Copy the records below word for word, from their first line up to and including the line that contains "instruction-text: Click yellow".

■ ■ ■ ■

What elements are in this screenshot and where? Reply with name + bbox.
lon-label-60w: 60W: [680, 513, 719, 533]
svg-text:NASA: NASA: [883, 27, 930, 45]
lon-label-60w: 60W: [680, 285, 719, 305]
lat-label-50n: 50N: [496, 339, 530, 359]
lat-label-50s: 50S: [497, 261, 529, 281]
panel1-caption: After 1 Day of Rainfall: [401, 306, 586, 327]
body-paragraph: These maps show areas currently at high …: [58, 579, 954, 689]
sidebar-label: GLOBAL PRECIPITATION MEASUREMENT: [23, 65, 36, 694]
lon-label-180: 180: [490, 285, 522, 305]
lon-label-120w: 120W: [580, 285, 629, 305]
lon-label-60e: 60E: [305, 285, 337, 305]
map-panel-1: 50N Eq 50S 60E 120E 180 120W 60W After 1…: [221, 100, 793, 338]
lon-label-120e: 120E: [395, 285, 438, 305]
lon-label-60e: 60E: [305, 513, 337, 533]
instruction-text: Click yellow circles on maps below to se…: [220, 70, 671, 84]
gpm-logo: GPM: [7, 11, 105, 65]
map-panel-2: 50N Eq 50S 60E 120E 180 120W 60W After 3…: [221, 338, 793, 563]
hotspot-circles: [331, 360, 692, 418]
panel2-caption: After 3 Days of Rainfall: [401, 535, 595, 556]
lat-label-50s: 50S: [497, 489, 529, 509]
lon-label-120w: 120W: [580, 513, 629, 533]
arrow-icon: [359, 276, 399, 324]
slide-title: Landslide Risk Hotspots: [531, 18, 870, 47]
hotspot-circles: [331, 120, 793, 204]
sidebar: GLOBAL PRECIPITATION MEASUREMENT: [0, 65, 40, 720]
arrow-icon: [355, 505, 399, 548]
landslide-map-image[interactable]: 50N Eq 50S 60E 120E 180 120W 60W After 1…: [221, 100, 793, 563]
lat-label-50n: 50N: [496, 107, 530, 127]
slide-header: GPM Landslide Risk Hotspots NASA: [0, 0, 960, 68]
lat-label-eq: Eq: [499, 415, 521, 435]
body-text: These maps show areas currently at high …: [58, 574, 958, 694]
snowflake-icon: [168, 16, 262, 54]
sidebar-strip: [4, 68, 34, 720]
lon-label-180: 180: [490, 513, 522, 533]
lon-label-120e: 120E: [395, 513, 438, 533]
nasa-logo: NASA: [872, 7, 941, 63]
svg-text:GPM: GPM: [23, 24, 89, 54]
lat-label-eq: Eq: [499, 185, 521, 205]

■ ■ ■ ■

▶ _Problem solution_:
What elements are in this screenshot and where? Reply with name + bbox.
lon-label-60w: 60W: [680, 513, 719, 533]
svg-text:NASA: NASA: [883, 27, 930, 45]
lon-label-60w: 60W: [680, 285, 719, 305]
lat-label-50n: 50N: [496, 339, 530, 359]
lat-label-50s: 50S: [497, 261, 529, 281]
panel1-caption: After 1 Day of Rainfall: [401, 306, 586, 327]
body-paragraph: These maps show areas currently at high …: [58, 579, 954, 689]
sidebar-label: GLOBAL PRECIPITATION MEASUREMENT: [23, 65, 36, 694]
lon-label-180: 180: [490, 285, 522, 305]
lon-label-120w: 120W: [580, 285, 629, 305]
lon-label-60e: 60E: [305, 285, 337, 305]
map-panel-1: 50N Eq 50S 60E 120E 180 120W 60W After 1…: [221, 100, 793, 338]
lon-label-120e: 120E: [395, 285, 438, 305]
lon-label-60e: 60E: [305, 513, 337, 533]
instruction-text: Click yellow circles on maps below to se…: [220, 70, 671, 84]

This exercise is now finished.